• _Task directions_
Return each line holding the string "fabric".

Items from a figure collection
^^^^^^^^^^^^^^^^
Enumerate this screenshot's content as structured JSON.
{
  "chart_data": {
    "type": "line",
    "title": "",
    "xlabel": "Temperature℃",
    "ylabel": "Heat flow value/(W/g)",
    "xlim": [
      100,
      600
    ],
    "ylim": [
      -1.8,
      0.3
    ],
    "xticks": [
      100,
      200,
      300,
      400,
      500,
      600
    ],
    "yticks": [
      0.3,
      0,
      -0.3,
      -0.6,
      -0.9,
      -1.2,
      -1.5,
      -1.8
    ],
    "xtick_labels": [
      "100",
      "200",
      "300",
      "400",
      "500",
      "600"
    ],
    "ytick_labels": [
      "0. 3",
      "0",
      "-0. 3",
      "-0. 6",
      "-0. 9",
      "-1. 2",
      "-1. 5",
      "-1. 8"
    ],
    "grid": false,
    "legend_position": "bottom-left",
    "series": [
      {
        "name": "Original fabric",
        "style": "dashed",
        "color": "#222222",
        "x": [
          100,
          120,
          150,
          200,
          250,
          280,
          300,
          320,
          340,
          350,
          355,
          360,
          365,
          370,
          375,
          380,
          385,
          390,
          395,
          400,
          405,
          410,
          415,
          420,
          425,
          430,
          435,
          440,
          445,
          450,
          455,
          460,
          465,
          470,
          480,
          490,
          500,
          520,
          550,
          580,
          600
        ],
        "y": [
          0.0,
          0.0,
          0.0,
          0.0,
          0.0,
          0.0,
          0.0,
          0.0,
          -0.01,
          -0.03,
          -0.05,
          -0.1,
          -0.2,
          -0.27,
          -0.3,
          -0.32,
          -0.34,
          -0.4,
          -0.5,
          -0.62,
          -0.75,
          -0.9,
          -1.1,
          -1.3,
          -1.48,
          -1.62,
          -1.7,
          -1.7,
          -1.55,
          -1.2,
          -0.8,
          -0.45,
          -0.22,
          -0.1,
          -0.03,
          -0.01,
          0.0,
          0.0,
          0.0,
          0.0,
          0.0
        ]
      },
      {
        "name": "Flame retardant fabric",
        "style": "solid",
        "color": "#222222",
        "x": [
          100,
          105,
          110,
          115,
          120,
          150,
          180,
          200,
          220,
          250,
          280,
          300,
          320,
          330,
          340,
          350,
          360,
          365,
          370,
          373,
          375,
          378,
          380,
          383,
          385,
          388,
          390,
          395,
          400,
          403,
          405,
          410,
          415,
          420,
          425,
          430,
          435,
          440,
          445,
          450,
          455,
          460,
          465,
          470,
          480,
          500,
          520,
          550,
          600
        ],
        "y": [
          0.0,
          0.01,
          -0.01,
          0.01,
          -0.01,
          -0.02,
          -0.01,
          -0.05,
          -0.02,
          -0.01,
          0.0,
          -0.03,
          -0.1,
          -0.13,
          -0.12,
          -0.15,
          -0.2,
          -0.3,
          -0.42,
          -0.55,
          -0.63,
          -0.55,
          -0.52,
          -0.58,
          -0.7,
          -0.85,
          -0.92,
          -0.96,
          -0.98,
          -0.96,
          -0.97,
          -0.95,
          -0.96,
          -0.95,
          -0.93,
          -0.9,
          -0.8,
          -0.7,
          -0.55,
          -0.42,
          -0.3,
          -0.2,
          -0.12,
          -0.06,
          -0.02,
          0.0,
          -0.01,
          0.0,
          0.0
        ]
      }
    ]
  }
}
^^^^^^^^^^^^^^^^
• _Completed exercise_
        "name": "Original fabric",
        "name": "Flame retardant fabric",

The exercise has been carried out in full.